- [Task to carry out]:
Return the material word for word. Do not include pictures.

[start of Records]

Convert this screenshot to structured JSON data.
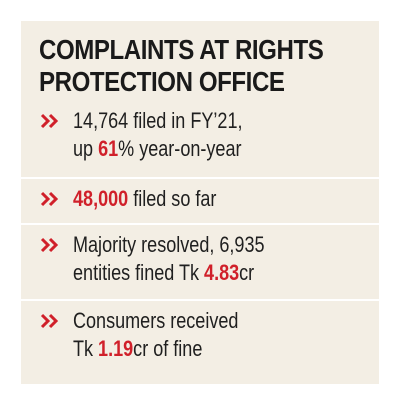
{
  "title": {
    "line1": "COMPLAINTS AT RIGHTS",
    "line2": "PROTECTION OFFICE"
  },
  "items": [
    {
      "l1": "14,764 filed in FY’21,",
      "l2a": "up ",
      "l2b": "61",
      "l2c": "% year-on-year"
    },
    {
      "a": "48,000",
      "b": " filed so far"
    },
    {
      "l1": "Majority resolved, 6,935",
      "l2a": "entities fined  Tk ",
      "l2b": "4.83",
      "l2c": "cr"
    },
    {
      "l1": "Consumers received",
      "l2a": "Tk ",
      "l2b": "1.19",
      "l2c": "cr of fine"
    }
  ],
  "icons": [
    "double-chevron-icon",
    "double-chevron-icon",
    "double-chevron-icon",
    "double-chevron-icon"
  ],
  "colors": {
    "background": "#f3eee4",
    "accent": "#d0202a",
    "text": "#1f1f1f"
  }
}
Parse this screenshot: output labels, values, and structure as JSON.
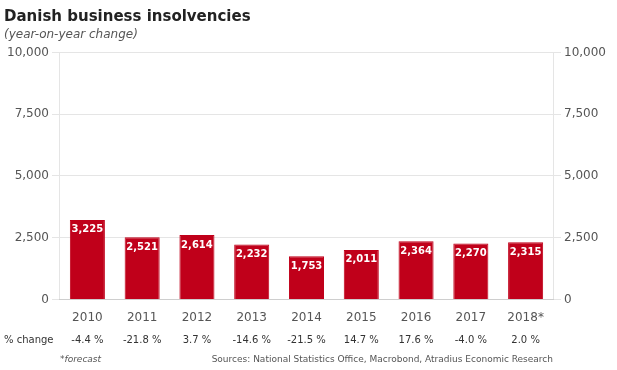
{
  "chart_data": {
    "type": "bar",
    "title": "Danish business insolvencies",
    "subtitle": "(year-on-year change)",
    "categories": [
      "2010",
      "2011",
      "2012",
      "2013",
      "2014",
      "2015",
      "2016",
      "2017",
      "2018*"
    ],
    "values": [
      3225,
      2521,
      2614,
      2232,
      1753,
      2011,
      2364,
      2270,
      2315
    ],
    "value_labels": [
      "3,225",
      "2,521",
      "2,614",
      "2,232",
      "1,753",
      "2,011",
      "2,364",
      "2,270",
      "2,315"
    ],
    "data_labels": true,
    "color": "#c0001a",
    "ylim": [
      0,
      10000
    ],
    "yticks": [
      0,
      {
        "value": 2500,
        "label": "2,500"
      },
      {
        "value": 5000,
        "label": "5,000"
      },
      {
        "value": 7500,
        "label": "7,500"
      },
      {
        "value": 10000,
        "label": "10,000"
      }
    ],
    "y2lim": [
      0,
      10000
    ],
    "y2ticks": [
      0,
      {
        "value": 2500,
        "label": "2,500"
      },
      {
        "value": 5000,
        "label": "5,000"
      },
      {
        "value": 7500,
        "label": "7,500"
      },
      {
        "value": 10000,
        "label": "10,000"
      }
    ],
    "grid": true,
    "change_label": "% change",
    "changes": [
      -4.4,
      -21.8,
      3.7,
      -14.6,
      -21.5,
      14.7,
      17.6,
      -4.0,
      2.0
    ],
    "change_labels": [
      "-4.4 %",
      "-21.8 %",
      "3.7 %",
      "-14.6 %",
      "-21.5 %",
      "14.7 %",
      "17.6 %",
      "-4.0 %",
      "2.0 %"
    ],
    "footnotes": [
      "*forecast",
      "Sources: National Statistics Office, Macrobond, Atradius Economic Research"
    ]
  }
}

[end of Records]

- [Completed exercise]:
Convert this screenshot to structured JSON data.
{
  "title": {
    "line1": "COMPLAINTS AT RIGHTS",
    "line2": "PROTECTION OFFICE"
  },
  "items": [
    {
      "l1": "14,764 filed in FY’21,",
      "l2a": "up ",
      "l2b": "61",
      "l2c": "% year-on-year"
    },
    {
      "a": "48,000",
      "b": " filed so far"
    },
    {
      "l1": "Majority resolved, 6,935",
      "l2a": "entities fined  Tk ",
      "l2b": "4.83",
      "l2c": "cr"
    },
    {
      "l1": "Consumers received",
      "l2a": "Tk ",
      "l2b": "1.19",
      "l2c": "cr of fine"
    }
  ],
  "icons": [
    "double-chevron-icon",
    "double-chevron-icon",
    "double-chevron-icon",
    "double-chevron-icon"
  ],
  "colors": {
    "background": "#f3eee4",
    "accent": "#d0202a",
    "text": "#1f1f1f"
  }
}
Parse this screenshot: output labels, values, and structure as JSON.
{
  "chart_data": {
    "type": "bar",
    "title": "Danish business insolvencies",
    "subtitle": "(year-on-year change)",
    "categories": [
      "2010",
      "2011",
      "2012",
      "2013",
      "2014",
      "2015",
      "2016",
      "2017",
      "2018*"
    ],
    "values": [
      3225,
      2521,
      2614,
      2232,
      1753,
      2011,
      2364,
      2270,
      2315
    ],
    "value_labels": [
      "3,225",
      "2,521",
      "2,614",
      "2,232",
      "1,753",
      "2,011",
      "2,364",
      "2,270",
      "2,315"
    ],
    "data_labels": true,
    "color": "#c0001a",
    "ylim": [
      0,
      10000
    ],
    "yticks": [
      0,
      {
        "value": 2500,
        "label": "2,500"
      },
      {
        "value": 5000,
        "label": "5,000"
      },
      {
        "value": 7500,
        "label": "7,500"
      },
      {
        "value": 10000,
        "label": "10,000"
      }
    ],
    "y2lim": [
      0,
      10000
    ],
    "y2ticks": [
      0,
      {
        "value": 2500,
        "label": "2,500"
      },
      {
        "value": 5000,
        "label": "5,000"
      },
      {
        "value": 7500,
        "label": "7,500"
      },
      {
        "value": 10000,
        "label": "10,000"
      }
    ],
    "grid": true,
    "change_label": "% change",
    "changes": [
      -4.4,
      -21.8,
      3.7,
      -14.6,
      -21.5,
      14.7,
      17.6,
      -4.0,
      2.0
    ],
    "change_labels": [
      "-4.4 %",
      "-21.8 %",
      "3.7 %",
      "-14.6 %",
      "-21.5 %",
      "14.7 %",
      "17.6 %",
      "-4.0 %",
      "2.0 %"
    ],
    "footnotes": [
      "*forecast",
      "Sources: National Statistics Office, Macrobond, Atradius Economic Research"
    ]
  }
}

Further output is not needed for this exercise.